> EXERCISE AIM
Drop every picture, then transcribe the remaining data exactly.

> INFORMATION GIVEN
===

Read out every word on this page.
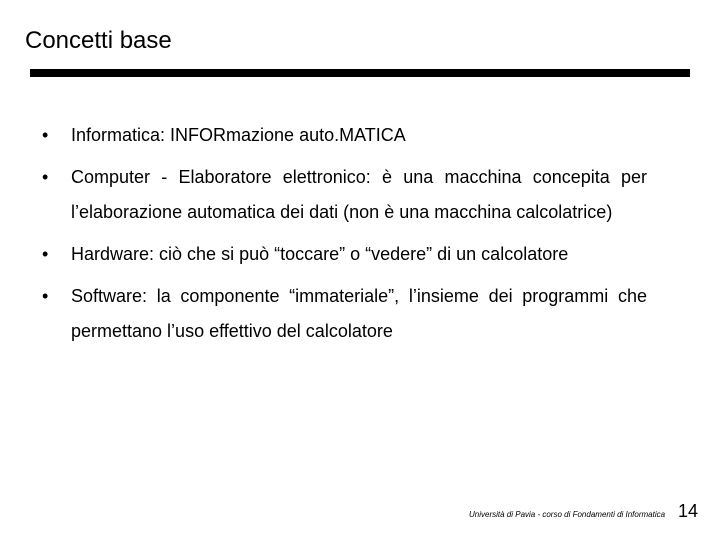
Concetti base
• Informatica: INFORmazione auto.MATICA
• Computer - Elaboratore elettronico: è una macchina concepita per l’elaborazione automatica dei dati (non è una macchina calcolatrice)
• Hardware: ciò che si può “toccare” o “vedere” di un calcolatore
• Software: la componente “immateriale”, l’insieme dei programmi che permettano l’uso effettivo del calcolatore
Università di Pavia - corso di Fondamenti di Informatica 14
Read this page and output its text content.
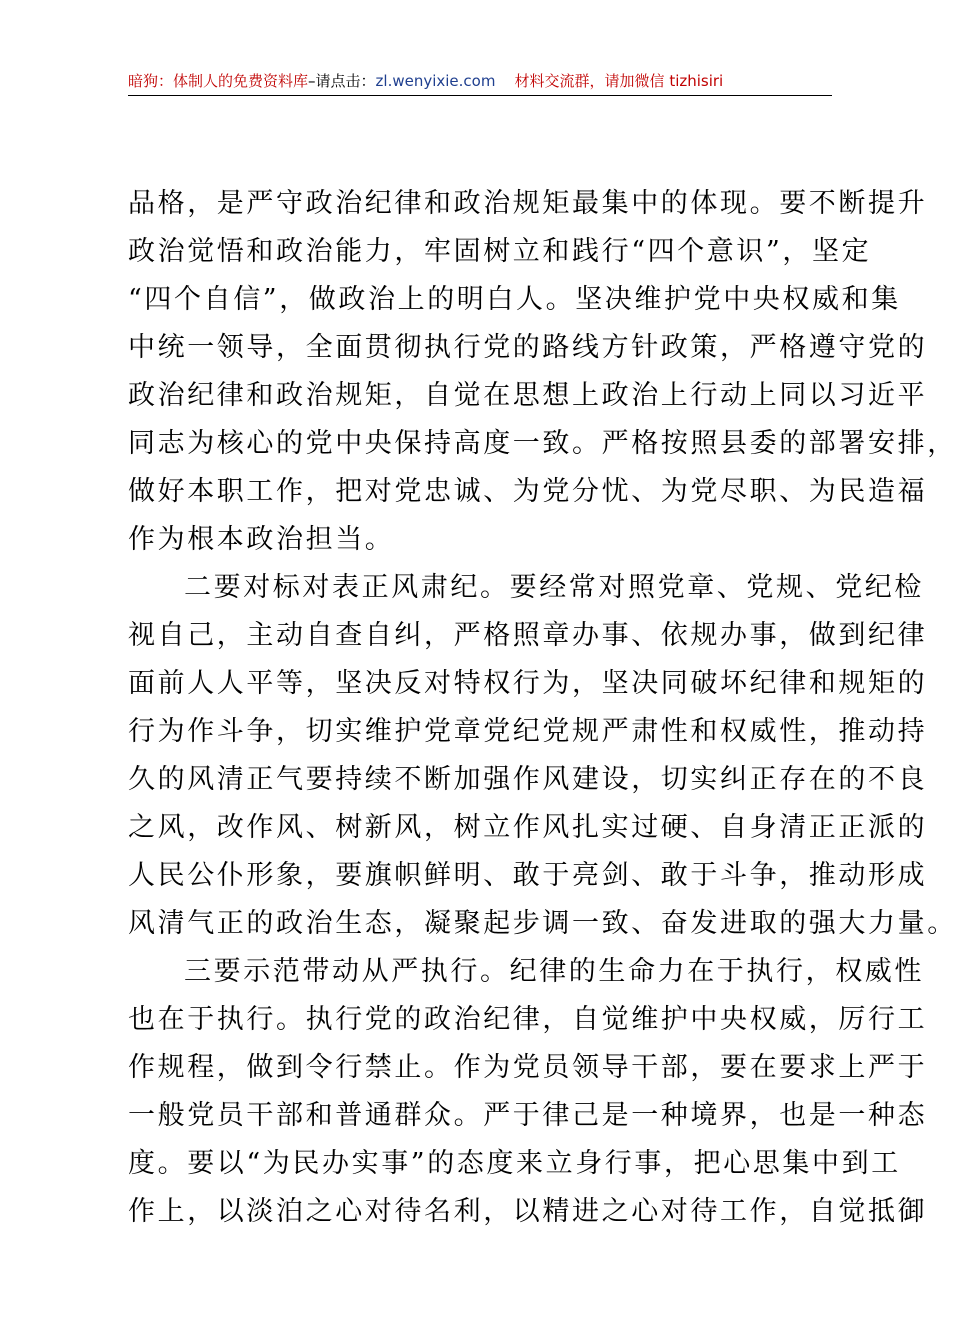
暗狗：体制人的免费资料库–请点击：zl.wenyixie.com 材料交流群，请加微信 tizhisiri
品格，是严守政治纪律和政治规矩最集中的体现。要不断提升
政治觉悟和政治能力，牢固树立和践行“四个意识”，坚定
“四个自信”，做政治上的明白人。坚决维护党中央权威和集
中统一领导，全面贯彻执行党的路线方针政策，严格遵守党的
政治纪律和政治规矩，自觉在思想上政治上行动上同以习近平
同志为核心的党中央保持高度一致。严格按照县委的部署安排，
做好本职工作，把对党忠诚、为党分忧、为党尽职、为民造福
作为根本政治担当。
二要对标对表正风肃纪。要经常对照党章、党规、党纪检
视自己，主动自查自纠，严格照章办事、依规办事，做到纪律
面前人人平等，坚决反对特权行为，坚决同破坏纪律和规矩的
行为作斗争，切实维护党章党纪党规严肃性和权威性，推动持
久的风清正气要持续不断加强作风建设，切实纠正存在的不良
之风，改作风、树新风，树立作风扎实过硬、自身清正正派的
人民公仆形象，要旗帜鲜明、敢于亮剑、敢于斗争，推动形成
风清气正的政治生态，凝聚起步调一致、奋发进取的强大力量。
三要示范带动从严执行。纪律的生命力在于执行，权威性
也在于执行。执行党的政治纪律，自觉维护中央权威，厉行工
作规程，做到令行禁止。作为党员领导干部，要在要求上严于
一般党员干部和普通群众。严于律己是一种境界，也是一种态
度。要以“为民办实事”的态度来立身行事，把心思集中到工
作上，以淡泊之心对待名利，以精进之心对待工作，自觉抵御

===

> WRITTEN RESPONSE
Read out every word on this page.
Concetti base
• Informatica: INFORmazione auto.MATICA
• Computer - Elaboratore elettronico: è una macchina concepita per l’elaborazione automatica dei dati (non è una macchina calcolatrice)
• Hardware: ciò che si può “toccare” o “vedere” di un calcolatore
• Software: la componente “immateriale”, l’insieme dei programmi che permettano l’uso effettivo del calcolatore
Università di Pavia - corso di Fondamenti di Informatica 14
Read this page and output its text content.
暗狗：体制人的免费资料库–请点击：zl.wenyixie.com 材料交流群，请加微信 tizhisiri
品格，是严守政治纪律和政治规矩最集中的体现。要不断提升
政治觉悟和政治能力，牢固树立和践行“四个意识”，坚定
“四个自信”，做政治上的明白人。坚决维护党中央权威和集
中统一领导，全面贯彻执行党的路线方针政策，严格遵守党的
政治纪律和政治规矩，自觉在思想上政治上行动上同以习近平
同志为核心的党中央保持高度一致。严格按照县委的部署安排，
做好本职工作，把对党忠诚、为党分忧、为党尽职、为民造福
作为根本政治担当。
二要对标对表正风肃纪。要经常对照党章、党规、党纪检
视自己，主动自查自纠，严格照章办事、依规办事，做到纪律
面前人人平等，坚决反对特权行为，坚决同破坏纪律和规矩的
行为作斗争，切实维护党章党纪党规严肃性和权威性，推动持
久的风清正气要持续不断加强作风建设，切实纠正存在的不良
之风，改作风、树新风，树立作风扎实过硬、自身清正正派的
人民公仆形象，要旗帜鲜明、敢于亮剑、敢于斗争，推动形成
风清气正的政治生态，凝聚起步调一致、奋发进取的强大力量。
三要示范带动从严执行。纪律的生命力在于执行，权威性
也在于执行。执行党的政治纪律，自觉维护中央权威，厉行工
作规程，做到令行禁止。作为党员领导干部，要在要求上严于
一般党员干部和普通群众。严于律己是一种境界，也是一种态
度。要以“为民办实事”的态度来立身行事，把心思集中到工
作上，以淡泊之心对待名利，以精进之心对待工作，自觉抵御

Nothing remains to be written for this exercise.